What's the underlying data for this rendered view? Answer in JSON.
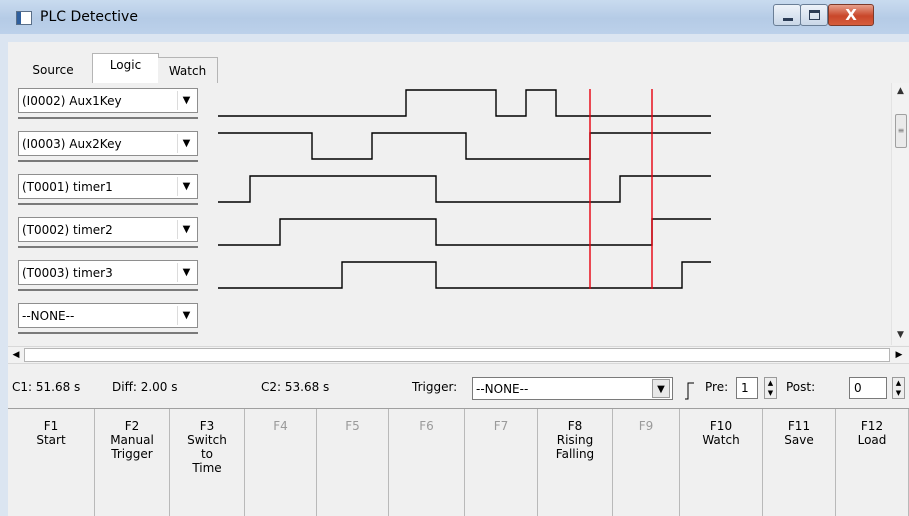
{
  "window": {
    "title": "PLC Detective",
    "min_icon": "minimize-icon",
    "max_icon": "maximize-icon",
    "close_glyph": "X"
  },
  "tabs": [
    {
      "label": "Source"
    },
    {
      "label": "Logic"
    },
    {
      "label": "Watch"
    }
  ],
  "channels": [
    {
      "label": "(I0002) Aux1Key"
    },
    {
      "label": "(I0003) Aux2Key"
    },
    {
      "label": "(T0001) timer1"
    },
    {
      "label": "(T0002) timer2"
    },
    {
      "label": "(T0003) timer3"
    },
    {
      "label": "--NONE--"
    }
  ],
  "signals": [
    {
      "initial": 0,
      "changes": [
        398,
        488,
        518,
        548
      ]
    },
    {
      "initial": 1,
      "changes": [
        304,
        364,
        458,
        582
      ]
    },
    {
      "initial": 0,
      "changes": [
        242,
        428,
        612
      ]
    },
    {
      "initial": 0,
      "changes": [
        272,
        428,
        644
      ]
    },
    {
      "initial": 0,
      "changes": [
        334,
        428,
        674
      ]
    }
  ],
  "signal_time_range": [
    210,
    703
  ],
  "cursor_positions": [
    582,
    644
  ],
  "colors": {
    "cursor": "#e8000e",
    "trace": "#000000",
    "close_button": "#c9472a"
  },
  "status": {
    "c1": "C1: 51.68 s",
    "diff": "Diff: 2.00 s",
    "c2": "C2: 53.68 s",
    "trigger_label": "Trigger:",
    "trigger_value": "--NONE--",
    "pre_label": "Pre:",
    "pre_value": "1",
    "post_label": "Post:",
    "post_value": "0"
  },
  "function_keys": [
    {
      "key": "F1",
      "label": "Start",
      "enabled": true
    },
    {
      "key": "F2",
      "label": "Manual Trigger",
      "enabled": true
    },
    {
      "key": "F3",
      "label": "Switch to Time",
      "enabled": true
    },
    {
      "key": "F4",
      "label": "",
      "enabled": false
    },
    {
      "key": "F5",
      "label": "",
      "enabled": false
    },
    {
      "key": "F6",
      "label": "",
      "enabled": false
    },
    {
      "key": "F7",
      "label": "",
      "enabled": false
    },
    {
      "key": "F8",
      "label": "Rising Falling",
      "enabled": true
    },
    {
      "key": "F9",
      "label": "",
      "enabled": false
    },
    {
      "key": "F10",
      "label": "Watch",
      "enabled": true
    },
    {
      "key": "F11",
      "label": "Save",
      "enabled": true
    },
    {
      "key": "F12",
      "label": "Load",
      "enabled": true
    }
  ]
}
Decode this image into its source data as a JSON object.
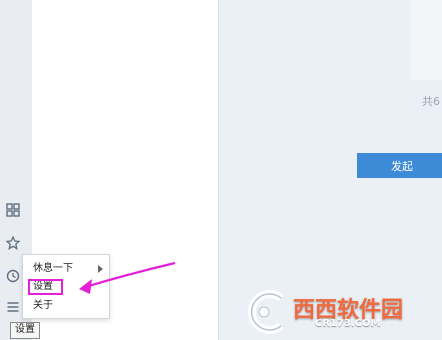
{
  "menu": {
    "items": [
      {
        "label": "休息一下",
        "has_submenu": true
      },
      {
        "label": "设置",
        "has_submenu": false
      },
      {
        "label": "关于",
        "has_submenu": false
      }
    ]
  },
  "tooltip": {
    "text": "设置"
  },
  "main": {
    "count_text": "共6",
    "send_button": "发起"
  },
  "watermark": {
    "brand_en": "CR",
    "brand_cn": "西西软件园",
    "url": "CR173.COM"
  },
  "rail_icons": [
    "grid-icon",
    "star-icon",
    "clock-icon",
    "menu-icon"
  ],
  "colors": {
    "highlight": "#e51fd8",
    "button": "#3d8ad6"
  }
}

· · · ·

--- DIRECTIVE ---
Please write out the material from the line containing "Decode this image" to its final line, both inclusive, exactly as it appears; pictures are not part of the copy.

--- RESULT FOR THIS EXERCISE ---
Decode this image into its source data as a JSON object.
{
  "menu": {
    "items": [
      {
        "label": "休息一下",
        "has_submenu": true
      },
      {
        "label": "设置",
        "has_submenu": false
      },
      {
        "label": "关于",
        "has_submenu": false
      }
    ]
  },
  "tooltip": {
    "text": "设置"
  },
  "main": {
    "count_text": "共6",
    "send_button": "发起"
  },
  "watermark": {
    "brand_en": "CR",
    "brand_cn": "西西软件园",
    "url": "CR173.COM"
  },
  "rail_icons": [
    "grid-icon",
    "star-icon",
    "clock-icon",
    "menu-icon"
  ],
  "colors": {
    "highlight": "#e51fd8",
    "button": "#3d8ad6"
  }
}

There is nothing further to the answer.